• [WRITTEN TASK] Write out all of the data without omission, exactly as shown.
## START
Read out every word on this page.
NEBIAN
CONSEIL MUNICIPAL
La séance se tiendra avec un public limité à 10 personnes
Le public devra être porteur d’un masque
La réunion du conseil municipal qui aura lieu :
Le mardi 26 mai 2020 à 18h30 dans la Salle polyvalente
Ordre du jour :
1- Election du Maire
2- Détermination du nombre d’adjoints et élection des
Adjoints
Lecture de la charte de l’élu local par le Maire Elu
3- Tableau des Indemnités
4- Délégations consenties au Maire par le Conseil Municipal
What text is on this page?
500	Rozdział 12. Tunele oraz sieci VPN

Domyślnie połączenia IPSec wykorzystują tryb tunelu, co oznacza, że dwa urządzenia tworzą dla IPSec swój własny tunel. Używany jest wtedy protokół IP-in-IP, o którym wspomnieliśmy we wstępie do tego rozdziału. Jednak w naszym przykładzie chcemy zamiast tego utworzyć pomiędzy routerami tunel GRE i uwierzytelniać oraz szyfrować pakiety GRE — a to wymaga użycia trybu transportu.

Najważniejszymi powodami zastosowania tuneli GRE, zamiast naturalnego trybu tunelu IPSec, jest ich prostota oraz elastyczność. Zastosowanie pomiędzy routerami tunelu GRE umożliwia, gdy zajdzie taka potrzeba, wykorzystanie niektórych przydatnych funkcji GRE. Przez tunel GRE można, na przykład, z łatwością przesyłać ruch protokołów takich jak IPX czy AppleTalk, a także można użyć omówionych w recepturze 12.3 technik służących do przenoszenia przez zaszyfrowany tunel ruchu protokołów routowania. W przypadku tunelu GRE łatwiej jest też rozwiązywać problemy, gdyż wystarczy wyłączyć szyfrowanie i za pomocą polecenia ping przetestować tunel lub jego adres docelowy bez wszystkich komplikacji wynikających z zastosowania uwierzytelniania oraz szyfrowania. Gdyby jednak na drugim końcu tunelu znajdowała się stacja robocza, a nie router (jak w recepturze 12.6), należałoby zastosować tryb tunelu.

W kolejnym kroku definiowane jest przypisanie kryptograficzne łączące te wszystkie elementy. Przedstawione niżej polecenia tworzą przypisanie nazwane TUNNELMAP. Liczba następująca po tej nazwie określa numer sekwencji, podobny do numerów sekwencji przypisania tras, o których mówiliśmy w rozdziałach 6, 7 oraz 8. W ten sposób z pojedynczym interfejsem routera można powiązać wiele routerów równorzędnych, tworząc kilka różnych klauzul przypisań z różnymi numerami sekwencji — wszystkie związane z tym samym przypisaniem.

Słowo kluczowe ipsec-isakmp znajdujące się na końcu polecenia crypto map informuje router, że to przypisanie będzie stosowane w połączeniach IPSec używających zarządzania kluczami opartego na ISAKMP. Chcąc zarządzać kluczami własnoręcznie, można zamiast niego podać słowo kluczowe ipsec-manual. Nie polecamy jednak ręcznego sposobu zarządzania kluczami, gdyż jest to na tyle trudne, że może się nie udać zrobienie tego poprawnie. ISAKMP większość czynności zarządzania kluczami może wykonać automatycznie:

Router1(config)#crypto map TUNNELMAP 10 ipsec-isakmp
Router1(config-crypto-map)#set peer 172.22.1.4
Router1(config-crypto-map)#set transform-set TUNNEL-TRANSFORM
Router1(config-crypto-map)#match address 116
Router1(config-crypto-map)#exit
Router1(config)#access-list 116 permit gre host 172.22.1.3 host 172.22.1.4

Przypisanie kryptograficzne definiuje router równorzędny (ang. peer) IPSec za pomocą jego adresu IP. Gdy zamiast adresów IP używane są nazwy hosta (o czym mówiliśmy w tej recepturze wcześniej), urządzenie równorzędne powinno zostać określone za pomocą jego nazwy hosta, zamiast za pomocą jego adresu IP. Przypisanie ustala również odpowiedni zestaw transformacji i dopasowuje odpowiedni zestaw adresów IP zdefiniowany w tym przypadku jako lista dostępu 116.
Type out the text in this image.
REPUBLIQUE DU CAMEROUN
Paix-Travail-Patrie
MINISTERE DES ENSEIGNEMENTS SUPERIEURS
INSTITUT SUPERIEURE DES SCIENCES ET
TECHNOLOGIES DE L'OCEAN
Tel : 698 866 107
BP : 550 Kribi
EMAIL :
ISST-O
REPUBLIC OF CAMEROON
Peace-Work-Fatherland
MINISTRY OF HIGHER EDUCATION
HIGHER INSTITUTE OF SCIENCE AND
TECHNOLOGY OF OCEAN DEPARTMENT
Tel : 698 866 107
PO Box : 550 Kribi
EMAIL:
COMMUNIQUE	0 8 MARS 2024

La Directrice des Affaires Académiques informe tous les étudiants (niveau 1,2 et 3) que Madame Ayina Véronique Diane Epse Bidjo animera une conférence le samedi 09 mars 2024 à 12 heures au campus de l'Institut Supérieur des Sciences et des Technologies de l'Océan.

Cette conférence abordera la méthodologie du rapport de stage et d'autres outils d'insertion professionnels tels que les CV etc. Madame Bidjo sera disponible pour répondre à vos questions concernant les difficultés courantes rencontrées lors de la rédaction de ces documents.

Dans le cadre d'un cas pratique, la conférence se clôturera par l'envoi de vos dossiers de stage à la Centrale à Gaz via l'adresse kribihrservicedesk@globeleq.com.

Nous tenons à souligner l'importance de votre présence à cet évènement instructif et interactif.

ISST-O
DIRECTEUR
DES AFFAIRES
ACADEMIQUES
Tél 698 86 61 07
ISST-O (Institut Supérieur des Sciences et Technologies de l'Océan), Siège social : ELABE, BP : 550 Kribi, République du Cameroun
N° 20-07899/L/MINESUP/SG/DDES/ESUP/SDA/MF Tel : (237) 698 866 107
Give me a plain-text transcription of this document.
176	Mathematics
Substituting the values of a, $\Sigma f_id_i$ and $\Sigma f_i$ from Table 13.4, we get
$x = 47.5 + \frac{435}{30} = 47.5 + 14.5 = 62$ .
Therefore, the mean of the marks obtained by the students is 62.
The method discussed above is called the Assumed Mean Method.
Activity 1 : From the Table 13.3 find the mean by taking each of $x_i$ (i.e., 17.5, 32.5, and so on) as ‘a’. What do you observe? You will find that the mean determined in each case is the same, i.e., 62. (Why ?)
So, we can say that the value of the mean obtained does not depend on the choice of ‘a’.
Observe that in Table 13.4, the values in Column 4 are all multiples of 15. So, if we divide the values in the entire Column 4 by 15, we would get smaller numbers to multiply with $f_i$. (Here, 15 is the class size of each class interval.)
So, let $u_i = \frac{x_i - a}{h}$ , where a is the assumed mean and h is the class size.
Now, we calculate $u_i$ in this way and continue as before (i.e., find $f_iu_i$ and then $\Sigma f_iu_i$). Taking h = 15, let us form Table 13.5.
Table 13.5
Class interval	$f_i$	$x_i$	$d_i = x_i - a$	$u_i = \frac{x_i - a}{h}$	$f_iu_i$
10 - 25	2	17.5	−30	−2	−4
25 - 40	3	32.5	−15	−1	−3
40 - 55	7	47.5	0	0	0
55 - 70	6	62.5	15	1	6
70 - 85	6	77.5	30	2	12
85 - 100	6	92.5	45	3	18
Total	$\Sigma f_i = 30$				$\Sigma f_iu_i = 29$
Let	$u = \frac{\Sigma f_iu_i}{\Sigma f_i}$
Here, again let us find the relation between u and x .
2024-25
## END
• [EXERCISE RESPONSE]
Read out every word on this page.
NEBIAN
CONSEIL MUNICIPAL
La séance se tiendra avec un public limité à 10 personnes
Le public devra être porteur d’un masque
La réunion du conseil municipal qui aura lieu :
Le mardi 26 mai 2020 à 18h30 dans la Salle polyvalente
Ordre du jour :
1- Election du Maire
2- Détermination du nombre d’adjoints et élection des
Adjoints
Lecture de la charte de l’élu local par le Maire Elu
3- Tableau des Indemnités
4- Délégations consenties au Maire par le Conseil Municipal
What text is on this page?
500	Rozdział 12. Tunele oraz sieci VPN

Domyślnie połączenia IPSec wykorzystują tryb tunelu, co oznacza, że dwa urządzenia tworzą dla IPSec swój własny tunel. Używany jest wtedy protokół IP-in-IP, o którym wspomnieliśmy we wstępie do tego rozdziału. Jednak w naszym przykładzie chcemy zamiast tego utworzyć pomiędzy routerami tunel GRE i uwierzytelniać oraz szyfrować pakiety GRE — a to wymaga użycia trybu transportu.

Najważniejszymi powodami zastosowania tuneli GRE, zamiast naturalnego trybu tunelu IPSec, jest ich prostota oraz elastyczność. Zastosowanie pomiędzy routerami tunelu GRE umożliwia, gdy zajdzie taka potrzeba, wykorzystanie niektórych przydatnych funkcji GRE. Przez tunel GRE można, na przykład, z łatwością przesyłać ruch protokołów takich jak IPX czy AppleTalk, a także można użyć omówionych w recepturze 12.3 technik służących do przenoszenia przez zaszyfrowany tunel ruchu protokołów routowania. W przypadku tunelu GRE łatwiej jest też rozwiązywać problemy, gdyż wystarczy wyłączyć szyfrowanie i za pomocą polecenia ping przetestować tunel lub jego adres docelowy bez wszystkich komplikacji wynikających z zastosowania uwierzytelniania oraz szyfrowania. Gdyby jednak na drugim końcu tunelu znajdowała się stacja robocza, a nie router (jak w recepturze 12.6), należałoby zastosować tryb tunelu.

W kolejnym kroku definiowane jest przypisanie kryptograficzne łączące te wszystkie elementy. Przedstawione niżej polecenia tworzą przypisanie nazwane TUNNELMAP. Liczba następująca po tej nazwie określa numer sekwencji, podobny do numerów sekwencji przypisania tras, o których mówiliśmy w rozdziałach 6, 7 oraz 8. W ten sposób z pojedynczym interfejsem routera można powiązać wiele routerów równorzędnych, tworząc kilka różnych klauzul przypisań z różnymi numerami sekwencji — wszystkie związane z tym samym przypisaniem.

Słowo kluczowe ipsec-isakmp znajdujące się na końcu polecenia crypto map informuje router, że to przypisanie będzie stosowane w połączeniach IPSec używających zarządzania kluczami opartego na ISAKMP. Chcąc zarządzać kluczami własnoręcznie, można zamiast niego podać słowo kluczowe ipsec-manual. Nie polecamy jednak ręcznego sposobu zarządzania kluczami, gdyż jest to na tyle trudne, że może się nie udać zrobienie tego poprawnie. ISAKMP większość czynności zarządzania kluczami może wykonać automatycznie:

Router1(config)#crypto map TUNNELMAP 10 ipsec-isakmp
Router1(config-crypto-map)#set peer 172.22.1.4
Router1(config-crypto-map)#set transform-set TUNNEL-TRANSFORM
Router1(config-crypto-map)#match address 116
Router1(config-crypto-map)#exit
Router1(config)#access-list 116 permit gre host 172.22.1.3 host 172.22.1.4

Przypisanie kryptograficzne definiuje router równorzędny (ang. peer) IPSec za pomocą jego adresu IP. Gdy zamiast adresów IP używane są nazwy hosta (o czym mówiliśmy w tej recepturze wcześniej), urządzenie równorzędne powinno zostać określone za pomocą jego nazwy hosta, zamiast za pomocą jego adresu IP. Przypisanie ustala również odpowiedni zestaw transformacji i dopasowuje odpowiedni zestaw adresów IP zdefiniowany w tym przypadku jako lista dostępu 116.
Type out the text in this image.
REPUBLIQUE DU CAMEROUN
Paix-Travail-Patrie
MINISTERE DES ENSEIGNEMENTS SUPERIEURS
INSTITUT SUPERIEURE DES SCIENCES ET
TECHNOLOGIES DE L'OCEAN
Tel : 698 866 107
BP : 550 Kribi
EMAIL :
ISST-O
REPUBLIC OF CAMEROON
Peace-Work-Fatherland
MINISTRY OF HIGHER EDUCATION
HIGHER INSTITUTE OF SCIENCE AND
TECHNOLOGY OF OCEAN DEPARTMENT
Tel : 698 866 107
PO Box : 550 Kribi
EMAIL:
COMMUNIQUE	0 8 MARS 2024

La Directrice des Affaires Académiques informe tous les étudiants (niveau 1,2 et 3) que Madame Ayina Véronique Diane Epse Bidjo animera une conférence le samedi 09 mars 2024 à 12 heures au campus de l'Institut Supérieur des Sciences et des Technologies de l'Océan.

Cette conférence abordera la méthodologie du rapport de stage et d'autres outils d'insertion professionnels tels que les CV etc. Madame Bidjo sera disponible pour répondre à vos questions concernant les difficultés courantes rencontrées lors de la rédaction de ces documents.

Dans le cadre d'un cas pratique, la conférence se clôturera par l'envoi de vos dossiers de stage à la Centrale à Gaz via l'adresse kribihrservicedesk@globeleq.com.

Nous tenons à souligner l'importance de votre présence à cet évènement instructif et interactif.

ISST-O
DIRECTEUR
DES AFFAIRES
ACADEMIQUES
Tél 698 86 61 07
ISST-O (Institut Supérieur des Sciences et Technologies de l'Océan), Siège social : ELABE, BP : 550 Kribi, République du Cameroun
N° 20-07899/L/MINESUP/SG/DDES/ESUP/SDA/MF Tel : (237) 698 866 107
Give me a plain-text transcription of this document.
176	Mathematics
Substituting the values of a, $\Sigma f_id_i$ and $\Sigma f_i$ from Table 13.4, we get
$x = 47.5 + \frac{435}{30} = 47.5 + 14.5 = 62$ .
Therefore, the mean of the marks obtained by the students is 62.
The method discussed above is called the Assumed Mean Method.
Activity 1 : From the Table 13.3 find the mean by taking each of $x_i$ (i.e., 17.5, 32.5, and so on) as ‘a’. What do you observe? You will find that the mean determined in each case is the same, i.e., 62. (Why ?)
So, we can say that the value of the mean obtained does not depend on the choice of ‘a’.
Observe that in Table 13.4, the values in Column 4 are all multiples of 15. So, if we divide the values in the entire Column 4 by 15, we would get smaller numbers to multiply with $f_i$. (Here, 15 is the class size of each class interval.)
So, let $u_i = \frac{x_i - a}{h}$ , where a is the assumed mean and h is the class size.
Now, we calculate $u_i$ in this way and continue as before (i.e., find $f_iu_i$ and then $\Sigma f_iu_i$). Taking h = 15, let us form Table 13.5.
Table 13.5
Class interval	$f_i$	$x_i$	$d_i = x_i - a$	$u_i = \frac{x_i - a}{h}$	$f_iu_i$
10 - 25	2	17.5	−30	−2	−4
25 - 40	3	32.5	−15	−1	−3
40 - 55	7	47.5	0	0	0
55 - 70	6	62.5	15	1	6
70 - 85	6	77.5	30	2	12
85 - 100	6	92.5	45	3	18
Total	$\Sigma f_i = 30$				$\Sigma f_iu_i = 29$
Let	$u = \frac{\Sigma f_iu_i}{\Sigma f_i}$
Here, again let us find the relation between u and x .
2024-25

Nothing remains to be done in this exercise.